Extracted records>
· · · ·

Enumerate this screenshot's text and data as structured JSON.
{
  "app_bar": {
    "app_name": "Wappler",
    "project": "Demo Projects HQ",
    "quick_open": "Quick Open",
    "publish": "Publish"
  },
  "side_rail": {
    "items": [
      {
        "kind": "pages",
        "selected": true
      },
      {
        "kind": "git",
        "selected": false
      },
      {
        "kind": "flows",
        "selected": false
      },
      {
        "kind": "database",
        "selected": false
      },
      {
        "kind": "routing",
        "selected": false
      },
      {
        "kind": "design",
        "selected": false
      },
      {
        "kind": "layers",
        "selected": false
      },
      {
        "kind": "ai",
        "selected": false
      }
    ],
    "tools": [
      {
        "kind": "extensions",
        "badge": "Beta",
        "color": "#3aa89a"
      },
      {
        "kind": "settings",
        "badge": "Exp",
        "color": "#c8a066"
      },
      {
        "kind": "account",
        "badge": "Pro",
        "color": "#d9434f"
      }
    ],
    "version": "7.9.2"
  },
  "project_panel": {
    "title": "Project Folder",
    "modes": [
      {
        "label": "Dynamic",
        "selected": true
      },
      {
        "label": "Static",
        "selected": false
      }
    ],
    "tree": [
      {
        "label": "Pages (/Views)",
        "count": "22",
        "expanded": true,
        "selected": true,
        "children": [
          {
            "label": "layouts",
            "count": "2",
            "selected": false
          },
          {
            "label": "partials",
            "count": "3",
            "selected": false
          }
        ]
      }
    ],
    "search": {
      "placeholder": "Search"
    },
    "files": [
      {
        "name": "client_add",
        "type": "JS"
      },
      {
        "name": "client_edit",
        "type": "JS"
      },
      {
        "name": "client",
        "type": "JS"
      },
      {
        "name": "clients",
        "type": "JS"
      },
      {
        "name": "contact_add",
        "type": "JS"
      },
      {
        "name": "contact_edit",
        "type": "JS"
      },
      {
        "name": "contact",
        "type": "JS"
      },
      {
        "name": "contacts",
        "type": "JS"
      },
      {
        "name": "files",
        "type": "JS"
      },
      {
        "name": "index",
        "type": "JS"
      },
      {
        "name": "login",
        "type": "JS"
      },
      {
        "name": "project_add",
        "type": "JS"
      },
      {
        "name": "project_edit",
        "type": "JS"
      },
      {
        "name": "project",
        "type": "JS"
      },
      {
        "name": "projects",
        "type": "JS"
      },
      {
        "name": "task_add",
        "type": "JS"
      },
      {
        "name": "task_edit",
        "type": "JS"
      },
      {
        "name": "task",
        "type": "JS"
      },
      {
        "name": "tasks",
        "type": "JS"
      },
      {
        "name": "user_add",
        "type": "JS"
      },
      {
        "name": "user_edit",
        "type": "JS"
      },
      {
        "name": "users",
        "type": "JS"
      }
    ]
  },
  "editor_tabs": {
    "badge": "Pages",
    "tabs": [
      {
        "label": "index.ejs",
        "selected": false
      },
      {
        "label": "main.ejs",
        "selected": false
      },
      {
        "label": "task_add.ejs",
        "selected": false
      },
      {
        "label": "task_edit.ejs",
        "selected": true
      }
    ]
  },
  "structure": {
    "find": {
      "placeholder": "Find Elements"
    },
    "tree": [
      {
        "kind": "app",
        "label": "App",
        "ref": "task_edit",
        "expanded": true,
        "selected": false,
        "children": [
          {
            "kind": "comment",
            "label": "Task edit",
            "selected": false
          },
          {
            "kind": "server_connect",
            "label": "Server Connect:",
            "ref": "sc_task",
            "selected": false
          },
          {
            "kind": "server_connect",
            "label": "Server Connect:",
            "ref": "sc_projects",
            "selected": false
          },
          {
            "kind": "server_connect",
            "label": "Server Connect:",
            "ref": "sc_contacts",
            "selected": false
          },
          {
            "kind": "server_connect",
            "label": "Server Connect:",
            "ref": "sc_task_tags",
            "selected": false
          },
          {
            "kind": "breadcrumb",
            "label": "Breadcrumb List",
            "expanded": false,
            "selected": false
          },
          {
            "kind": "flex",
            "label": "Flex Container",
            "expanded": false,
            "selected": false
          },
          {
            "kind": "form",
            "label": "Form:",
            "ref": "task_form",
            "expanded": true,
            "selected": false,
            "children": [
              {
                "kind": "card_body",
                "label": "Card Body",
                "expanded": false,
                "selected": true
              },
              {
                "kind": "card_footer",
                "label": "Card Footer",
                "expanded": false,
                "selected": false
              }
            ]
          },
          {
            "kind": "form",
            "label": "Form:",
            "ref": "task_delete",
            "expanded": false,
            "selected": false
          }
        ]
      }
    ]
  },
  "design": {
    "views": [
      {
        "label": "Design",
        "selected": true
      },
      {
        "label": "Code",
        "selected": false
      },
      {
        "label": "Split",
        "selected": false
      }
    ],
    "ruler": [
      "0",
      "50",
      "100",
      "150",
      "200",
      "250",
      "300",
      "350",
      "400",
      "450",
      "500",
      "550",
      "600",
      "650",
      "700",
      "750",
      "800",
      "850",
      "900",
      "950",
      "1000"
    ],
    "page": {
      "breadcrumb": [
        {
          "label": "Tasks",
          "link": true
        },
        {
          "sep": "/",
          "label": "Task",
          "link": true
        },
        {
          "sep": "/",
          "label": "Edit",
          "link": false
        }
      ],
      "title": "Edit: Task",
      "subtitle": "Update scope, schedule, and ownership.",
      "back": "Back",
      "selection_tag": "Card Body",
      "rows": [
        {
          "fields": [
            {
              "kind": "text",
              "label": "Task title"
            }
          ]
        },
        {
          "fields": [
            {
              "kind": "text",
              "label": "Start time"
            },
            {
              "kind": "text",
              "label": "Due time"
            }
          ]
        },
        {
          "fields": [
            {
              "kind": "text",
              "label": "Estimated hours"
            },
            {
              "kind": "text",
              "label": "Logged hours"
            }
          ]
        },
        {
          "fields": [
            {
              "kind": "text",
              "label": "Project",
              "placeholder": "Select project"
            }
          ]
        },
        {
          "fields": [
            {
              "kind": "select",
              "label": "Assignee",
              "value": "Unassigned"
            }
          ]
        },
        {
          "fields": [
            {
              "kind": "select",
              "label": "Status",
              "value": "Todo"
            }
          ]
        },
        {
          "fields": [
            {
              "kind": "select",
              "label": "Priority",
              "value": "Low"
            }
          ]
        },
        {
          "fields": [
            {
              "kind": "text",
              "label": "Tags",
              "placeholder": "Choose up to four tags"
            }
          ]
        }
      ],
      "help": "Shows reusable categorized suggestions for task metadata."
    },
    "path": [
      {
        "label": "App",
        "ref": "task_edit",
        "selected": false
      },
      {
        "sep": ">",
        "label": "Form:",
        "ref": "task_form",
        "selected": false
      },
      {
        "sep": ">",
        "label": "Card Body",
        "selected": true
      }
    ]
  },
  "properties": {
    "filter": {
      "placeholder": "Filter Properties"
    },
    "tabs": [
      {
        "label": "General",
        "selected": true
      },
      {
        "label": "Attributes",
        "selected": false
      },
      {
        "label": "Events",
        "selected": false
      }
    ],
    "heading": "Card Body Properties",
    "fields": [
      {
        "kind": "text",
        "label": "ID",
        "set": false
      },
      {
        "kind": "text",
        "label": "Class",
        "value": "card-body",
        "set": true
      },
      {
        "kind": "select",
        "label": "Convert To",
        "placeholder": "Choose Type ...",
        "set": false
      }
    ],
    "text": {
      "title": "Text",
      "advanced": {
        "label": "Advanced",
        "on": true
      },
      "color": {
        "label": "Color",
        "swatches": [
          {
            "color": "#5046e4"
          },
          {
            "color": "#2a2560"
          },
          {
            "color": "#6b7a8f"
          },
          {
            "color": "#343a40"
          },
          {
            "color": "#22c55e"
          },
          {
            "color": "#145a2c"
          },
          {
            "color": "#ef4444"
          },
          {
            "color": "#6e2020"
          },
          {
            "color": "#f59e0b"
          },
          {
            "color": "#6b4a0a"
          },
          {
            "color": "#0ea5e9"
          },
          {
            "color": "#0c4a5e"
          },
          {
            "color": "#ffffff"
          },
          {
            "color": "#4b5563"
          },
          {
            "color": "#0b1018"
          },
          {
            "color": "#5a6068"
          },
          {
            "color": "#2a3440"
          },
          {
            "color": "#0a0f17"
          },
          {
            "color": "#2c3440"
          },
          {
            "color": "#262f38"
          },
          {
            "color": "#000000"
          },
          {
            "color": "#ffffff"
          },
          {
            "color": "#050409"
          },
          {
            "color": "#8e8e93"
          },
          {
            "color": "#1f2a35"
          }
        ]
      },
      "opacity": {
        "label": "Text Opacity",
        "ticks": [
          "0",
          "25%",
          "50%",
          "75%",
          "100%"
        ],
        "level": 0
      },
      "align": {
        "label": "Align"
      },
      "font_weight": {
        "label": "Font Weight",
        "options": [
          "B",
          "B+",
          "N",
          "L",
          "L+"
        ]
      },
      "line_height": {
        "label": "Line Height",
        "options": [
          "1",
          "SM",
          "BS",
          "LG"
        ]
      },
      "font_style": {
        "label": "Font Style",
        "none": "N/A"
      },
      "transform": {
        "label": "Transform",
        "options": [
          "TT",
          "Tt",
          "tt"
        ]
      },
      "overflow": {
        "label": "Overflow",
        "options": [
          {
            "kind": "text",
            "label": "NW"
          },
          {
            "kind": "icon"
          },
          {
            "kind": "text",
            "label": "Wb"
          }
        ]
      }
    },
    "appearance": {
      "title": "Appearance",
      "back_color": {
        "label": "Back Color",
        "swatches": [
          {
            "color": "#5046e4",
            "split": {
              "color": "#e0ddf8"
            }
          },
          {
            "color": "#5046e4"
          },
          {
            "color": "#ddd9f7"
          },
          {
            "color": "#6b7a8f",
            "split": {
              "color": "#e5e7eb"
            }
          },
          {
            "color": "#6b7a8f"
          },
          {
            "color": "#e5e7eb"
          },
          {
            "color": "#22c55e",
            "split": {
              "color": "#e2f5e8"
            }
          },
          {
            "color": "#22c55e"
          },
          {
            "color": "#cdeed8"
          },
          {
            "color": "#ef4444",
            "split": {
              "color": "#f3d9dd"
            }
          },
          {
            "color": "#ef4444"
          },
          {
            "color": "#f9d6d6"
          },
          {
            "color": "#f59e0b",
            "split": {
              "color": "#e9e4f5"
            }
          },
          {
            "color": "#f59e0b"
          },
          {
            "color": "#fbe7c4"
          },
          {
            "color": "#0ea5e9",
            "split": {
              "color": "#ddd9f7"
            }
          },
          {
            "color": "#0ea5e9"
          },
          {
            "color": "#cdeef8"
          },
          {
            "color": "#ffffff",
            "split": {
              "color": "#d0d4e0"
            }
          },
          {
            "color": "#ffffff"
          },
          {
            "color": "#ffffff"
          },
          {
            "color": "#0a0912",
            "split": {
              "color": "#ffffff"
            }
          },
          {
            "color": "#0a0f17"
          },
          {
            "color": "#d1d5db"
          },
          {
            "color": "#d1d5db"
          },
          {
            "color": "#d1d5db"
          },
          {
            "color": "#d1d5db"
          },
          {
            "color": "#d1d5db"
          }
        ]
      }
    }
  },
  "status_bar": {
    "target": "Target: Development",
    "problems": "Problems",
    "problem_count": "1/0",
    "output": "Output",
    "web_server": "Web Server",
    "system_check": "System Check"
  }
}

· · · ·

Only the number is wanted: how many lines of the material contain the word "value"?

4